■ Description of the task
Copy every entry word for word. Skip the pictures.

■ Records for this task
-- -- --

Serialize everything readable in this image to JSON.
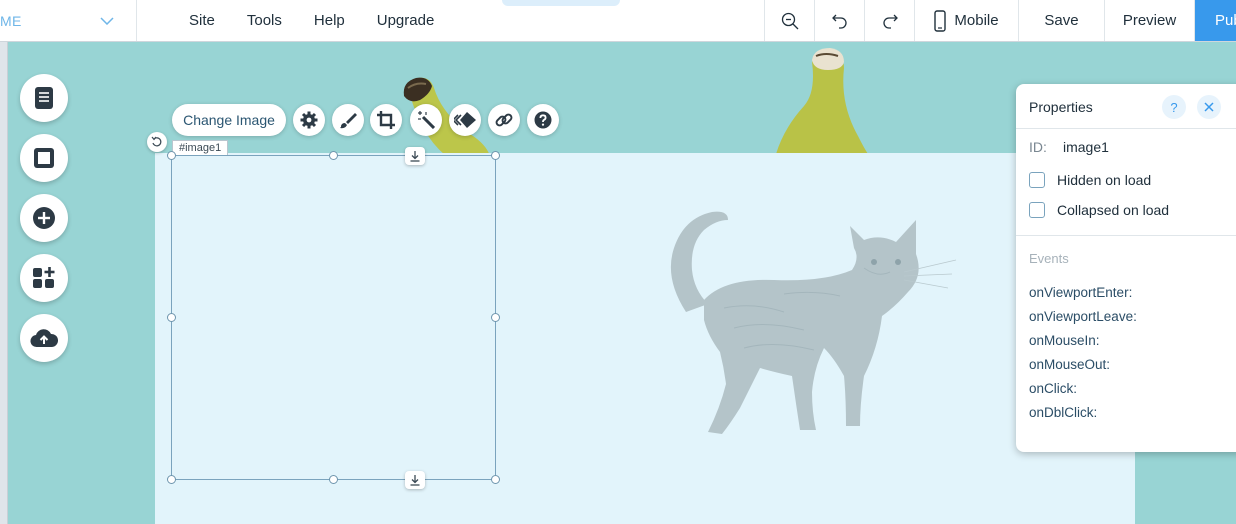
{
  "topbar": {
    "page_name": "ME",
    "menu": [
      "Site",
      "Tools",
      "Help",
      "Upgrade"
    ],
    "mobile_label": "Mobile",
    "save_label": "Save",
    "preview_label": "Preview",
    "publish_label": "Pub"
  },
  "toolbar": {
    "change_image_label": "Change Image"
  },
  "element": {
    "tag": "#image1"
  },
  "properties": {
    "title": "Properties",
    "help_glyph": "?",
    "id_label": "ID:",
    "id_value": "image1",
    "hidden_on_load": "Hidden on load",
    "collapsed_on_load": "Collapsed on load",
    "events_title": "Events",
    "events": [
      "onViewportEnter:",
      "onViewportLeave:",
      "onMouseIn:",
      "onMouseOut:",
      "onClick:",
      "onDblClick:"
    ]
  },
  "colors": {
    "canvas_bg": "#98d4d4",
    "strip_bg": "#e2f4fb",
    "accent": "#3899ec",
    "text": "#20303c"
  }
}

-- -- --

■ Expected answer
Serialize everything readable in this image to JSON.
{
  "topbar": {
    "page_name": "ME",
    "menu": [
      "Site",
      "Tools",
      "Help",
      "Upgrade"
    ],
    "mobile_label": "Mobile",
    "save_label": "Save",
    "preview_label": "Preview",
    "publish_label": "Pub"
  },
  "toolbar": {
    "change_image_label": "Change Image"
  },
  "element": {
    "tag": "#image1"
  },
  "properties": {
    "title": "Properties",
    "help_glyph": "?",
    "id_label": "ID:",
    "id_value": "image1",
    "hidden_on_load": "Hidden on load",
    "collapsed_on_load": "Collapsed on load",
    "events_title": "Events",
    "events": [
      "onViewportEnter:",
      "onViewportLeave:",
      "onMouseIn:",
      "onMouseOut:",
      "onClick:",
      "onDblClick:"
    ]
  },
  "colors": {
    "canvas_bg": "#98d4d4",
    "strip_bg": "#e2f4fb",
    "accent": "#3899ec",
    "text": "#20303c"
  }
}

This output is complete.